§ **WHAT IS BEING ASKED**
From the entries below, please gather each line containing the string "талантливой".

Saved entries
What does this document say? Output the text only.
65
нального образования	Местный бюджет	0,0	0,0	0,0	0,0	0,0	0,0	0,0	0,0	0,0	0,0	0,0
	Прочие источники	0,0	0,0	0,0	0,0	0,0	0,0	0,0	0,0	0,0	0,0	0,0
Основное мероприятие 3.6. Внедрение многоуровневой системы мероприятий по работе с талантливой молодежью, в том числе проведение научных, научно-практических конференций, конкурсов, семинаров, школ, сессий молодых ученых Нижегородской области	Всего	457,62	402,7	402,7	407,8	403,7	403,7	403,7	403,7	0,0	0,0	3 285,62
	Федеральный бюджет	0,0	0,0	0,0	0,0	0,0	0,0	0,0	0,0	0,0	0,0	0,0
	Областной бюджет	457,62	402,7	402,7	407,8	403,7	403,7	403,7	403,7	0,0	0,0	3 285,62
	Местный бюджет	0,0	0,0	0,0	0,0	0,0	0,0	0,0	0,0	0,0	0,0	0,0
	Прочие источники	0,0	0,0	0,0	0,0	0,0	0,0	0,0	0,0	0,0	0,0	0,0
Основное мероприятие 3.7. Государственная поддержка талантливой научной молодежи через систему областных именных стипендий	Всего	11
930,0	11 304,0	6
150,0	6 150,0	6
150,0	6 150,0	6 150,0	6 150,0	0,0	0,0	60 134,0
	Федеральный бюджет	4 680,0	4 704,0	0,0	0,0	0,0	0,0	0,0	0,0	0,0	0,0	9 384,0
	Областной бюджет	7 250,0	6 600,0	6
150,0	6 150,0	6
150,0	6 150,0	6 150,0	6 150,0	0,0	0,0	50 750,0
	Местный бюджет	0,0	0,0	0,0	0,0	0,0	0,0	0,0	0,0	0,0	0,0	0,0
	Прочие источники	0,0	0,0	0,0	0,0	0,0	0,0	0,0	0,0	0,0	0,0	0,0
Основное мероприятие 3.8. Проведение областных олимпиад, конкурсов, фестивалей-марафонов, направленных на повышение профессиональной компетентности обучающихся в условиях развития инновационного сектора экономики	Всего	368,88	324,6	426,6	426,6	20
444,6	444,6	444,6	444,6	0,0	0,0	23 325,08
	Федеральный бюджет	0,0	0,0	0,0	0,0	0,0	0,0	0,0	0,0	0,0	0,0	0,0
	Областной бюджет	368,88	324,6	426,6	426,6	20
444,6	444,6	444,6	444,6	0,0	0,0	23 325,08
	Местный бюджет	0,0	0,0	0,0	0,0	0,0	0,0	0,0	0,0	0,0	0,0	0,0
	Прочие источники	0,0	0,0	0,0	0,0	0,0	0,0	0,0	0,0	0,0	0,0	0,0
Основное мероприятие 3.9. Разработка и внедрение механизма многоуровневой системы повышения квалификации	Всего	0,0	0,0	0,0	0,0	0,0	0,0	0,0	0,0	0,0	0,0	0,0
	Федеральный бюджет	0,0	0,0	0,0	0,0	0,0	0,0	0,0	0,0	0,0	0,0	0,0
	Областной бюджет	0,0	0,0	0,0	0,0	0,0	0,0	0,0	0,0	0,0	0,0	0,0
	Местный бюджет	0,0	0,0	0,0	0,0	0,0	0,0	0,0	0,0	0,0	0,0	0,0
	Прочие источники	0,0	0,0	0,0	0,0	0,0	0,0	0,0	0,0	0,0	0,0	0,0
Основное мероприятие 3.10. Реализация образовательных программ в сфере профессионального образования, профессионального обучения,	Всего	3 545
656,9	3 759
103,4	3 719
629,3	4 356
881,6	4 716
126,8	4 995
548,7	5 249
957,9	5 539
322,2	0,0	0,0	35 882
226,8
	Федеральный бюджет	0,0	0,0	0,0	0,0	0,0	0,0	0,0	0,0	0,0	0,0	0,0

§ **ANSWER TO THIS EXERCISE**
Основное мероприятие 3.6. Внедрение многоуровневой системы мероприятий по работе с талантливой молодежью, в том числе проведение научных, научно-практических конференций, конкурсов, семинаров, школ, сессий молодых ученых Нижегородской области	Всего	457,62	402,7	402,7	407,8	403,7	403,7	403,7	403,7	0,0	0,0	3 285,62
Основное мероприятие 3.7. Государственная поддержка талантливой научной молодежи через систему областных именных стипендий	Всего	11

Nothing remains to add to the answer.